→ EXERCISE: Retype every entry exactly, character for character.

(Source records)
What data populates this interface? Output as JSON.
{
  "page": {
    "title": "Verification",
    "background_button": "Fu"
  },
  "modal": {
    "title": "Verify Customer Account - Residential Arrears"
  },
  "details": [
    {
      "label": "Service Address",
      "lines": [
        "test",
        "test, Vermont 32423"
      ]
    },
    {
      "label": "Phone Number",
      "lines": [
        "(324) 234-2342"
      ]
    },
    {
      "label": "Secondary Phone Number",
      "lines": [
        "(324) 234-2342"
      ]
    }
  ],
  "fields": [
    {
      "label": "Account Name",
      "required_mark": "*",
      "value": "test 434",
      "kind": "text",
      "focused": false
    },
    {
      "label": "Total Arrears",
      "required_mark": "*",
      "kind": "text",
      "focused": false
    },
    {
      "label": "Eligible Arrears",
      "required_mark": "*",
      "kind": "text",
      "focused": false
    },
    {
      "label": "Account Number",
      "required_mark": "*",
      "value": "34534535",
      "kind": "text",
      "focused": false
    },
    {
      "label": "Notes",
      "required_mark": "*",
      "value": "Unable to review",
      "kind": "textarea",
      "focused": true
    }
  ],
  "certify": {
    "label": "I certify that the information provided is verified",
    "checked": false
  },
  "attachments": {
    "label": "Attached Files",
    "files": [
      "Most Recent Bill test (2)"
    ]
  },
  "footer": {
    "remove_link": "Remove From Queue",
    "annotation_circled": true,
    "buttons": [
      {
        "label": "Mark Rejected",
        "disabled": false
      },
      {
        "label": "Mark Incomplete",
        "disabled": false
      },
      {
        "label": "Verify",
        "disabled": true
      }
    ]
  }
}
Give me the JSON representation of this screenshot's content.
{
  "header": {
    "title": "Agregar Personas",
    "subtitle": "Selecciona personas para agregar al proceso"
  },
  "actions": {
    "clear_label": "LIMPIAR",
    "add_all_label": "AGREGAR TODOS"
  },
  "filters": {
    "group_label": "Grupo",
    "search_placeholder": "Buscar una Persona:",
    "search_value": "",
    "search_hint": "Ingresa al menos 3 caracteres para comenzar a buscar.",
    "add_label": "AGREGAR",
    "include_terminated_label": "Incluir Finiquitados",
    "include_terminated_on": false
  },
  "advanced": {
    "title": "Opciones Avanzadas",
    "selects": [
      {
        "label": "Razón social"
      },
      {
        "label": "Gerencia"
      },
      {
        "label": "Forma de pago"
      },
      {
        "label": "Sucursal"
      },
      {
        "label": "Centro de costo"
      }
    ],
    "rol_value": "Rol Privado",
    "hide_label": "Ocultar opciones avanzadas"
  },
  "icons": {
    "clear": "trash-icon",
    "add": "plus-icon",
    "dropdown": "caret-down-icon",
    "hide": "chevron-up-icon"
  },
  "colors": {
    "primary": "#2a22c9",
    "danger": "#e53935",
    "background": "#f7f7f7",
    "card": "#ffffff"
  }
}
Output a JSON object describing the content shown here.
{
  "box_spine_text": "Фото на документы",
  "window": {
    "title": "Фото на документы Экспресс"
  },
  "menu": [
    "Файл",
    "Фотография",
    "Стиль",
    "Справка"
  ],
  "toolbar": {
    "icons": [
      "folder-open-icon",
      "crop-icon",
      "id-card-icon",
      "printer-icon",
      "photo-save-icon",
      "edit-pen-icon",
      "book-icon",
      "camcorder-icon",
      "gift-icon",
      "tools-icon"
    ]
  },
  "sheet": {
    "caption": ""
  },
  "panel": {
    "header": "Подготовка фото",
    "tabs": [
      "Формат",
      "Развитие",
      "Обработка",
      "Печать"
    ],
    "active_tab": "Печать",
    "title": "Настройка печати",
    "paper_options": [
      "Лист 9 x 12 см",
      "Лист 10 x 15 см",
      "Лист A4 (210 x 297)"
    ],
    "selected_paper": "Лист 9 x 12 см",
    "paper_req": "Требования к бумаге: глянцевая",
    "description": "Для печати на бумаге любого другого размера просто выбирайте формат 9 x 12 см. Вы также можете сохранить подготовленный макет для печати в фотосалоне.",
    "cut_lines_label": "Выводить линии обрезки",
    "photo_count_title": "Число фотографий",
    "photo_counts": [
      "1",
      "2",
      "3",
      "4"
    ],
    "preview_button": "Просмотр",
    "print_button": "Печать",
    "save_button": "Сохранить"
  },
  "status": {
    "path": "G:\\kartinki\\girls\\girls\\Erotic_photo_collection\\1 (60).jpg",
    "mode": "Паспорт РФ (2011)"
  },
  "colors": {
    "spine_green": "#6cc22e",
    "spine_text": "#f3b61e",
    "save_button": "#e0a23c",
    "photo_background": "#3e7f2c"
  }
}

→ FULL OUTPUT:
What data populates this interface? Output as JSON.
{
  "page": {
    "title": "Verification",
    "background_button": "Fu"
  },
  "modal": {
    "title": "Verify Customer Account - Residential Arrears"
  },
  "details": [
    {
      "label": "Service Address",
      "lines": [
        "test",
        "test, Vermont 32423"
      ]
    },
    {
      "label": "Phone Number",
      "lines": [
        "(324) 234-2342"
      ]
    },
    {
      "label": "Secondary Phone Number",
      "lines": [
        "(324) 234-2342"
      ]
    }
  ],
  "fields": [
    {
      "label": "Account Name",
      "required_mark": "*",
      "value": "test 434",
      "kind": "text",
      "focused": false
    },
    {
      "label": "Total Arrears",
      "required_mark": "*",
      "kind": "text",
      "focused": false
    },
    {
      "label": "Eligible Arrears",
      "required_mark": "*",
      "kind": "text",
      "focused": false
    },
    {
      "label": "Account Number",
      "required_mark": "*",
      "value": "34534535",
      "kind": "text",
      "focused": false
    },
    {
      "label": "Notes",
      "required_mark": "*",
      "value": "Unable to review",
      "kind": "textarea",
      "focused": true
    }
  ],
  "certify": {
    "label": "I certify that the information provided is verified",
    "checked": false
  },
  "attachments": {
    "label": "Attached Files",
    "files": [
      "Most Recent Bill test (2)"
    ]
  },
  "footer": {
    "remove_link": "Remove From Queue",
    "annotation_circled": true,
    "buttons": [
      {
        "label": "Mark Rejected",
        "disabled": false
      },
      {
        "label": "Mark Incomplete",
        "disabled": false
      },
      {
        "label": "Verify",
        "disabled": true
      }
    ]
  }
}
Give me the JSON representation of this screenshot's content.
{
  "header": {
    "title": "Agregar Personas",
    "subtitle": "Selecciona personas para agregar al proceso"
  },
  "actions": {
    "clear_label": "LIMPIAR",
    "add_all_label": "AGREGAR TODOS"
  },
  "filters": {
    "group_label": "Grupo",
    "search_placeholder": "Buscar una Persona:",
    "search_value": "",
    "search_hint": "Ingresa al menos 3 caracteres para comenzar a buscar.",
    "add_label": "AGREGAR",
    "include_terminated_label": "Incluir Finiquitados",
    "include_terminated_on": false
  },
  "advanced": {
    "title": "Opciones Avanzadas",
    "selects": [
      {
        "label": "Razón social"
      },
      {
        "label": "Gerencia"
      },
      {
        "label": "Forma de pago"
      },
      {
        "label": "Sucursal"
      },
      {
        "label": "Centro de costo"
      }
    ],
    "rol_value": "Rol Privado",
    "hide_label": "Ocultar opciones avanzadas"
  },
  "icons": {
    "clear": "trash-icon",
    "add": "plus-icon",
    "dropdown": "caret-down-icon",
    "hide": "chevron-up-icon"
  },
  "colors": {
    "primary": "#2a22c9",
    "danger": "#e53935",
    "background": "#f7f7f7",
    "card": "#ffffff"
  }
}
Output a JSON object describing the content shown here.
{
  "box_spine_text": "Фото на документы",
  "window": {
    "title": "Фото на документы Экспресс"
  },
  "menu": [
    "Файл",
    "Фотография",
    "Стиль",
    "Справка"
  ],
  "toolbar": {
    "icons": [
      "folder-open-icon",
      "crop-icon",
      "id-card-icon",
      "printer-icon",
      "photo-save-icon",
      "edit-pen-icon",
      "book-icon",
      "camcorder-icon",
      "gift-icon",
      "tools-icon"
    ]
  },
  "sheet": {
    "caption": ""
  },
  "panel": {
    "header": "Подготовка фото",
    "tabs": [
      "Формат",
      "Развитие",
      "Обработка",
      "Печать"
    ],
    "active_tab": "Печать",
    "title": "Настройка печати",
    "paper_options": [
      "Лист 9 x 12 см",
      "Лист 10 x 15 см",
      "Лист A4 (210 x 297)"
    ],
    "selected_paper": "Лист 9 x 12 см",
    "paper_req": "Требования к бумаге: глянцевая",
    "description": "Для печати на бумаге любого другого размера просто выбирайте формат 9 x 12 см. Вы также можете сохранить подготовленный макет для печати в фотосалоне.",
    "cut_lines_label": "Выводить линии обрезки",
    "photo_count_title": "Число фотографий",
    "photo_counts": [
      "1",
      "2",
      "3",
      "4"
    ],
    "preview_button": "Просмотр",
    "print_button": "Печать",
    "save_button": "Сохранить"
  },
  "status": {
    "path": "G:\\kartinki\\girls\\girls\\Erotic_photo_collection\\1 (60).jpg",
    "mode": "Паспорт РФ (2011)"
  },
  "colors": {
    "spine_green": "#6cc22e",
    "spine_text": "#f3b61e",
    "save_button": "#e0a23c",
    "photo_background": "#3e7f2c"
  }
}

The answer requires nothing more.